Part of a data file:

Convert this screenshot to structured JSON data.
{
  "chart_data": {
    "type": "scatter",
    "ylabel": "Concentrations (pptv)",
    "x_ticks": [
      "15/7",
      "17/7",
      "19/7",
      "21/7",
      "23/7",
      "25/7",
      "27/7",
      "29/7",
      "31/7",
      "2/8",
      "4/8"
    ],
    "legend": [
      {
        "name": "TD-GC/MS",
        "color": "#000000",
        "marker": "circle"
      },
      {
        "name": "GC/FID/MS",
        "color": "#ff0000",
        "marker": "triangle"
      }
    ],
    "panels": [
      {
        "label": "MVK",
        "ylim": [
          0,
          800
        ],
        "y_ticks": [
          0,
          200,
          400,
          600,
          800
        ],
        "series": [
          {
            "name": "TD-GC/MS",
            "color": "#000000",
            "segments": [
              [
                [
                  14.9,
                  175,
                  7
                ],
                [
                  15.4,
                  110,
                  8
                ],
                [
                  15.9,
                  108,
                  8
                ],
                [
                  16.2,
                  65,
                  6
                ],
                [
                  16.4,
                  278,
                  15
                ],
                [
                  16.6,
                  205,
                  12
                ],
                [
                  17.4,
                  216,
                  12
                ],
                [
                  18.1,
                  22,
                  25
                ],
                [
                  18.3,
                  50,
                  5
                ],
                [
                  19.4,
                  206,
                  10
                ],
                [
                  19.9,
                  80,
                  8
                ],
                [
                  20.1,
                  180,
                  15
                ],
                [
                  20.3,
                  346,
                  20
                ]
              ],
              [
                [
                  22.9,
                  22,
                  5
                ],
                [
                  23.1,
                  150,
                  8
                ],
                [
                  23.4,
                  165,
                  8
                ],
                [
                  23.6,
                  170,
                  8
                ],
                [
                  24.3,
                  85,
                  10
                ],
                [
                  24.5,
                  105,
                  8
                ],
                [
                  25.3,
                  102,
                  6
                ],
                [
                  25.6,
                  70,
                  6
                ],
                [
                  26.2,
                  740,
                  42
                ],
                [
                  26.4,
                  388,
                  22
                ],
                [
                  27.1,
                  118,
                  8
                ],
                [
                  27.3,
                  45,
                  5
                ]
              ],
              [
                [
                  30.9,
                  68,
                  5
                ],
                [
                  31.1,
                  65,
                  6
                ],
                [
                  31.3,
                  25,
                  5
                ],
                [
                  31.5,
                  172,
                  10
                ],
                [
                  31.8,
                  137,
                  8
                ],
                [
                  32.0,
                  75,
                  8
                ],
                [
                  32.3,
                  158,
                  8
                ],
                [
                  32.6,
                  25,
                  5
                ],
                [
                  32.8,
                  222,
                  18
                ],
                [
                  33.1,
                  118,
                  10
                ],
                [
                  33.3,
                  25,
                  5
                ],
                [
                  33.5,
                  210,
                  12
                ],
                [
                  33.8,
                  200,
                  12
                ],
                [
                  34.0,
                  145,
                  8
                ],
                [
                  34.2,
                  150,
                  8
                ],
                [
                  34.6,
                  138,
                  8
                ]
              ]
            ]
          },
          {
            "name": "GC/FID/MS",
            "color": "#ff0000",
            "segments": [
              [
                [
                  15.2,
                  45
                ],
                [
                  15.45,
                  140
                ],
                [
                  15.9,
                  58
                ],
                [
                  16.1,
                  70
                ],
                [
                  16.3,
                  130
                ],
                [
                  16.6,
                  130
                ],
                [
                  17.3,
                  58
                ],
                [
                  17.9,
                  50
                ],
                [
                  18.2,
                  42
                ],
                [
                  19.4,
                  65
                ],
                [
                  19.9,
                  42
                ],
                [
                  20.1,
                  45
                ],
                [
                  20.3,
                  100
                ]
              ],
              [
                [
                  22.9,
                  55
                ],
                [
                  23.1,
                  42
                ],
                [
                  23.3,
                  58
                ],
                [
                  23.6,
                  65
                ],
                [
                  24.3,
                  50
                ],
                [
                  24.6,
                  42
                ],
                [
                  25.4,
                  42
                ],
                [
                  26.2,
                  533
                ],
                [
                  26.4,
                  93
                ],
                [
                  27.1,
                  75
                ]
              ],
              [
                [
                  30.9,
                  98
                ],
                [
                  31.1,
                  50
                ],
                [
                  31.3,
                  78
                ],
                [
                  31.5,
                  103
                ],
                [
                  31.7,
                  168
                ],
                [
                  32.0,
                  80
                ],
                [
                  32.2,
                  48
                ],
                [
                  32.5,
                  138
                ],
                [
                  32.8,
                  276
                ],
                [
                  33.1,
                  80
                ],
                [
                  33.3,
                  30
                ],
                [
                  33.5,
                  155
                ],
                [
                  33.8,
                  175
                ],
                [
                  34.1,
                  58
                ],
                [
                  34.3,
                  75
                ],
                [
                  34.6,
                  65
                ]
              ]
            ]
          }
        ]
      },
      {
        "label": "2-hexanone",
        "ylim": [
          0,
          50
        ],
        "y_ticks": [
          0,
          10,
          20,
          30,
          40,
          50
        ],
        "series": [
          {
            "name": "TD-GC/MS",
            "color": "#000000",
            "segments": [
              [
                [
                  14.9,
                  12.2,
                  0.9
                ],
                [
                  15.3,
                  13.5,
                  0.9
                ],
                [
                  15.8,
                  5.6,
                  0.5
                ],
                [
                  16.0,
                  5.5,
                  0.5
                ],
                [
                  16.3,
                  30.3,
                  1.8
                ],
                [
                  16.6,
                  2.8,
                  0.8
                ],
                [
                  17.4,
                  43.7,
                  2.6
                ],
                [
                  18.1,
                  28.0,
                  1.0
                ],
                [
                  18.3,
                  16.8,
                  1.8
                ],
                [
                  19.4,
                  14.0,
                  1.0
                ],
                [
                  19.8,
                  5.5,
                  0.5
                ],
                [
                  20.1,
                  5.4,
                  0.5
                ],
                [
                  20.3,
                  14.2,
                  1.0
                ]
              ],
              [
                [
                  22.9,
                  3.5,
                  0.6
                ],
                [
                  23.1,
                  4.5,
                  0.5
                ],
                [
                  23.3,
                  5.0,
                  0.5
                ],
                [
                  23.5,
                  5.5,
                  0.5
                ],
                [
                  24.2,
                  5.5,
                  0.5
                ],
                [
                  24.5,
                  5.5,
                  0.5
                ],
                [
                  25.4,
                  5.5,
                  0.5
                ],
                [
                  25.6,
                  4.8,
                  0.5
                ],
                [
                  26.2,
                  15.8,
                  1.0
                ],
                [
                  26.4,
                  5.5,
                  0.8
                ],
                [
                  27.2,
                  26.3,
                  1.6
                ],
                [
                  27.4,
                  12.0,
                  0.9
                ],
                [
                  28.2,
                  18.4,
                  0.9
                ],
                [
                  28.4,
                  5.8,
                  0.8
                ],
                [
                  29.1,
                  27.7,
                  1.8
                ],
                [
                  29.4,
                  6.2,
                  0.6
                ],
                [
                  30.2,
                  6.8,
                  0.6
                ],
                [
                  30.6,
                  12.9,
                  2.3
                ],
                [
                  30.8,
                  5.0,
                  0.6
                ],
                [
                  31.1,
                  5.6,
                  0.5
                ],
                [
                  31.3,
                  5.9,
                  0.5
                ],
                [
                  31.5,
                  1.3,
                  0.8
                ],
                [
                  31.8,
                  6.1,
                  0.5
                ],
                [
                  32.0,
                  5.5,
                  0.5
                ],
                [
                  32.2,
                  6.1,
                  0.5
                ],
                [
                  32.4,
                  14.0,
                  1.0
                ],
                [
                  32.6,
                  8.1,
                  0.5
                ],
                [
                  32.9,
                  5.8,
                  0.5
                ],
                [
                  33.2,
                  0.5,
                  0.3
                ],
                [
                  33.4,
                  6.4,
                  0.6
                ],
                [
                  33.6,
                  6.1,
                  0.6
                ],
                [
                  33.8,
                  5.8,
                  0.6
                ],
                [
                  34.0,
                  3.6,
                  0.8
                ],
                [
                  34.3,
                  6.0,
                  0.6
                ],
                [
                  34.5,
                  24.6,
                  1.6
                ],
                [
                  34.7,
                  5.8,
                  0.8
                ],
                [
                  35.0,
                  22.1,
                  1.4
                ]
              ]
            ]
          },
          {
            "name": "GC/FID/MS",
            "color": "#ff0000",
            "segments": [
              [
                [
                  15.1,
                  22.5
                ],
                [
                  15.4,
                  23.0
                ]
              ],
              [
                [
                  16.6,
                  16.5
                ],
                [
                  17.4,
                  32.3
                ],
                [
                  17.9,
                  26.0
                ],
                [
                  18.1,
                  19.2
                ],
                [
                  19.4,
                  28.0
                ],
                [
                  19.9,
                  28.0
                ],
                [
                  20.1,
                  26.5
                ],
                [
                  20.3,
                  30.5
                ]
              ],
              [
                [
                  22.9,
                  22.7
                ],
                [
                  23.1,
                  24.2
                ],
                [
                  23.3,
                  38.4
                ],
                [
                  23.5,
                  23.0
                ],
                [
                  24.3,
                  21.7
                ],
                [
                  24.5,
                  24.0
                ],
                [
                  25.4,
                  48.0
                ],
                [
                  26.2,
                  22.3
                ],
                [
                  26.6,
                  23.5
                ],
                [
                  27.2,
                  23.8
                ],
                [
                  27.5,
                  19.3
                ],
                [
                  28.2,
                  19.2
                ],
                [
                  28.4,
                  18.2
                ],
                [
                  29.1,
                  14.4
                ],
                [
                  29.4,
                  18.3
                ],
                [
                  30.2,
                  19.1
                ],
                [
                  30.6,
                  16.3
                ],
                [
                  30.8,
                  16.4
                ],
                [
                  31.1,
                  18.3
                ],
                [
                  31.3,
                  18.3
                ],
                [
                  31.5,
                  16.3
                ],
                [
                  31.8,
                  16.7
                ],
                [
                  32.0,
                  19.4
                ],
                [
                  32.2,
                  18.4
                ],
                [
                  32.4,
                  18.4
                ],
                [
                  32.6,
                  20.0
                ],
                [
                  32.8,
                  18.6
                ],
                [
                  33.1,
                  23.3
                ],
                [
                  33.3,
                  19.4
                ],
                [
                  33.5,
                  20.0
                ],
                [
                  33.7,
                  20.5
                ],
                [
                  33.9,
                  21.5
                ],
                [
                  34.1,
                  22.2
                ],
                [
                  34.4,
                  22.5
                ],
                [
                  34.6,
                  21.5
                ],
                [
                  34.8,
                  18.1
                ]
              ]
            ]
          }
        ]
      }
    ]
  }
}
...
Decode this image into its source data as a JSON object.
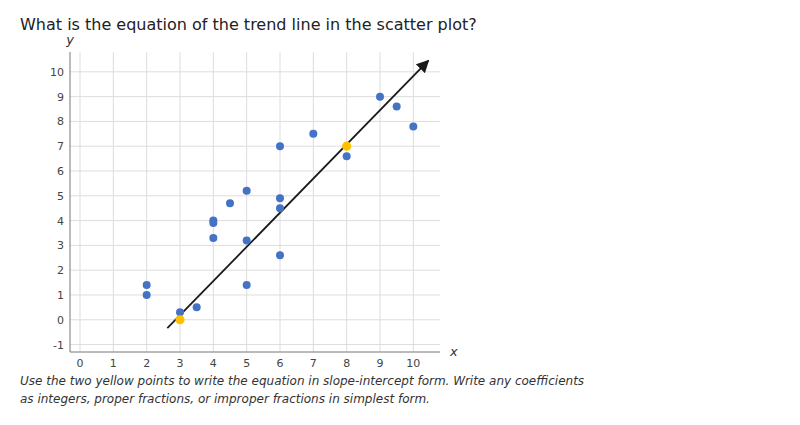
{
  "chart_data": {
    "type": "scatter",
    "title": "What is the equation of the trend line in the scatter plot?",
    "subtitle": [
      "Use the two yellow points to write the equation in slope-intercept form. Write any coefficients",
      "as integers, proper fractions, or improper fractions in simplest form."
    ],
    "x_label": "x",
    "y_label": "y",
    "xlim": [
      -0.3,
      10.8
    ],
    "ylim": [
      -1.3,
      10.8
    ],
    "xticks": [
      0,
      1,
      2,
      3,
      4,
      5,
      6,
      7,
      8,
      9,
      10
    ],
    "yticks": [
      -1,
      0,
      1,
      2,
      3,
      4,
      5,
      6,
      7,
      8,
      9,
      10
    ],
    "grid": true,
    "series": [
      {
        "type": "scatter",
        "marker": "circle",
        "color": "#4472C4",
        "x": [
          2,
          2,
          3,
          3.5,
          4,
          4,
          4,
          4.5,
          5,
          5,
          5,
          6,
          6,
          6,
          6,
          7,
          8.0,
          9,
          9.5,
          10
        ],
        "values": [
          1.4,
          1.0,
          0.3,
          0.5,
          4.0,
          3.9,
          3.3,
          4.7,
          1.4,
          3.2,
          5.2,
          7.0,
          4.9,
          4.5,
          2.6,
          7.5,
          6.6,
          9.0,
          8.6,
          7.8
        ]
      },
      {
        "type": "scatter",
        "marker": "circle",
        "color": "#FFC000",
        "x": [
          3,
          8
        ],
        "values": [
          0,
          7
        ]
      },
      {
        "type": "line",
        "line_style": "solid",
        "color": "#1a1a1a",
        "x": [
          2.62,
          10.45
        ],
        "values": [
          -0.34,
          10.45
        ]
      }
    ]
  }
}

What this task involves: Go through the records and pull out each line that includes the word "form".

Task output:
      "Use the two yellow points to write the equation in slope-intercept form. Write any coefficients",
      "as integers, proper fractions, or improper fractions in simplest form."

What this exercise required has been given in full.